Stored entries

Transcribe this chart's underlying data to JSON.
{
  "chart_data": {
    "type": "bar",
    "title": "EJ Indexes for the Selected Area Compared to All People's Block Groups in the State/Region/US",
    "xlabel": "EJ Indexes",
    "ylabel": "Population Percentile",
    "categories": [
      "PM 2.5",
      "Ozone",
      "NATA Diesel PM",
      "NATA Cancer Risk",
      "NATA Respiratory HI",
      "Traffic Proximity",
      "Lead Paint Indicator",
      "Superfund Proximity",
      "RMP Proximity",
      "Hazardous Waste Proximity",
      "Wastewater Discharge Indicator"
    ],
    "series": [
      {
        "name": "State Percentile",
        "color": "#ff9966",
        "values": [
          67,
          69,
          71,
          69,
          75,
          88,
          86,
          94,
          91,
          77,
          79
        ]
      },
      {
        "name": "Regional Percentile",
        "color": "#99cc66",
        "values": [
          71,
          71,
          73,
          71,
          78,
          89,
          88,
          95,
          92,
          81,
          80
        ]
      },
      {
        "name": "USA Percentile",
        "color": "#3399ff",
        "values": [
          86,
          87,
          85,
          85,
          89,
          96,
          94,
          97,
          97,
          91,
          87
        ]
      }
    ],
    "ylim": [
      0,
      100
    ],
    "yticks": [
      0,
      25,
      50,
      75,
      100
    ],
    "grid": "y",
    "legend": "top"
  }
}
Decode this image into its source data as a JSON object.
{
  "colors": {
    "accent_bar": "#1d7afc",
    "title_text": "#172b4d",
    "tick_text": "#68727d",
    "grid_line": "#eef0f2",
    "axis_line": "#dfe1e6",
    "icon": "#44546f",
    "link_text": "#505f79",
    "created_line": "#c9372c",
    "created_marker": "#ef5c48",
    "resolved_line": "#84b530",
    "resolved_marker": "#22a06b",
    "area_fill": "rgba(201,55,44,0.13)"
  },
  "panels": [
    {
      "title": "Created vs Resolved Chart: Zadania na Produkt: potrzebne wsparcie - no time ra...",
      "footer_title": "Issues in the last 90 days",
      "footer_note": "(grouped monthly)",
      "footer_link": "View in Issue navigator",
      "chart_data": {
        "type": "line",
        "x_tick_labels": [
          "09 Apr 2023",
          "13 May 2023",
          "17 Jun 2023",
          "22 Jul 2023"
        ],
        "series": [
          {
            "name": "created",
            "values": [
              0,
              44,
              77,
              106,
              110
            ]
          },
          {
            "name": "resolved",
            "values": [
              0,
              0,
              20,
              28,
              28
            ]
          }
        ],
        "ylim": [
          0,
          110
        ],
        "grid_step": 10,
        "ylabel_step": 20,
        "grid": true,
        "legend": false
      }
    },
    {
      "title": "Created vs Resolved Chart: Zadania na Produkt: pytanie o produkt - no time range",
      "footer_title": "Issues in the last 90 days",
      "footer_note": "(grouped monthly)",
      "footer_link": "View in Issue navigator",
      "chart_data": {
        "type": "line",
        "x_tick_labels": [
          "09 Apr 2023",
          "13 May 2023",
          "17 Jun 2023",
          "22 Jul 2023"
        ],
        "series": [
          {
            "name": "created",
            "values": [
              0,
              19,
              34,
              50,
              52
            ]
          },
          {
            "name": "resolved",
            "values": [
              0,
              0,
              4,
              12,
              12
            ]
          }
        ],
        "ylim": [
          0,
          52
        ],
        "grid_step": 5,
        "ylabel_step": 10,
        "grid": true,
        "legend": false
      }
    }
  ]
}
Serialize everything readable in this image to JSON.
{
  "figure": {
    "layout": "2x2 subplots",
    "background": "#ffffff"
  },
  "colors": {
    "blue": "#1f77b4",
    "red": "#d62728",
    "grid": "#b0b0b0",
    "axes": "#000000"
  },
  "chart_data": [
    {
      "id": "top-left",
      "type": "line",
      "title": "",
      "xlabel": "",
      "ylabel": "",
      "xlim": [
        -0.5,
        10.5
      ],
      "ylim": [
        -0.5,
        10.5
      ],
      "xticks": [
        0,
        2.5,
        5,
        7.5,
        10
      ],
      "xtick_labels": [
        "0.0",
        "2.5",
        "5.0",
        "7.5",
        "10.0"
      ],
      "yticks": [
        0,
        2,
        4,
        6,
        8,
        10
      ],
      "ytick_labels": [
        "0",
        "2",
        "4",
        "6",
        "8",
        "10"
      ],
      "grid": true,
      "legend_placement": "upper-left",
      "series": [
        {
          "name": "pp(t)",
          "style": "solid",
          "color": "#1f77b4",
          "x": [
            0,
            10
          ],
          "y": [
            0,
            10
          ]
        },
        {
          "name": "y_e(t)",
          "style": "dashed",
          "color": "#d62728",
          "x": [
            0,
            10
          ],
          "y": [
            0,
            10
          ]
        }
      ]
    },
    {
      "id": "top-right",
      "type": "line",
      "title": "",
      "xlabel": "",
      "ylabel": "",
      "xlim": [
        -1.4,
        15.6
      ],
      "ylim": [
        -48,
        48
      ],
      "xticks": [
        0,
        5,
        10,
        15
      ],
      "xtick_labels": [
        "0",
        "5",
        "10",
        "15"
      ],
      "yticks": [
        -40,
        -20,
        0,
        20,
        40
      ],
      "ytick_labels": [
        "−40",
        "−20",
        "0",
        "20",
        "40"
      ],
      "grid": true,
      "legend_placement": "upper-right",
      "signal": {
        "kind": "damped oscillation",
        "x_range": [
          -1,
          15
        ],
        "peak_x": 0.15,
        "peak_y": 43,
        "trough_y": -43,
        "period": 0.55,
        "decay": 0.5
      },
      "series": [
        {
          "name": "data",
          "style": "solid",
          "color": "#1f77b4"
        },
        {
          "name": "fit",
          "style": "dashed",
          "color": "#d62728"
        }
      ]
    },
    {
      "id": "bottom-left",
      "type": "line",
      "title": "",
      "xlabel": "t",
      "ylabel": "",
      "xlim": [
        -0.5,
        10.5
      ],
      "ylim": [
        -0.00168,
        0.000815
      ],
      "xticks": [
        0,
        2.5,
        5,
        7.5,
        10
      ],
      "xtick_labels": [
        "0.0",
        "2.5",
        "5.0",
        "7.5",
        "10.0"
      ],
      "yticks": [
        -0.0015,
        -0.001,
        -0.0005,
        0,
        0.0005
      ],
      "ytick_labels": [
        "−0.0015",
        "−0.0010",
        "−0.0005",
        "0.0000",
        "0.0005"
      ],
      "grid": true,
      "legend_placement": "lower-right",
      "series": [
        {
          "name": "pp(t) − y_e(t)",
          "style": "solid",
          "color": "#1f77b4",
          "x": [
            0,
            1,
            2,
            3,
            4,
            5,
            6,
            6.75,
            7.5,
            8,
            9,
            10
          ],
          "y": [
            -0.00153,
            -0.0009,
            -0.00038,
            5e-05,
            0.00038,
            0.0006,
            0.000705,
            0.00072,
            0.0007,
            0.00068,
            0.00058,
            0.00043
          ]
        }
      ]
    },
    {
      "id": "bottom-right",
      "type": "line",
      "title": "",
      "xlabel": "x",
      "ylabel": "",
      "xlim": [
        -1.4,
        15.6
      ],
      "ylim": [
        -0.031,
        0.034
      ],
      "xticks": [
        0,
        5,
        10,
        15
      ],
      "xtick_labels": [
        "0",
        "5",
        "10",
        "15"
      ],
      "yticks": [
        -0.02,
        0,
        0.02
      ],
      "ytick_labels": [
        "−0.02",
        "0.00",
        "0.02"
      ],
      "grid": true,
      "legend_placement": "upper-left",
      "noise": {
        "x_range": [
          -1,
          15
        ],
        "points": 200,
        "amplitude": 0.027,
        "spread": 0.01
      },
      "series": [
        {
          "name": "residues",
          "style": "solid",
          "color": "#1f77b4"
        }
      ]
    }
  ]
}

**Task requirements:** How many lines of the listing above include the word "Percentile"? Reply with the number alone.

**Final answer:** 4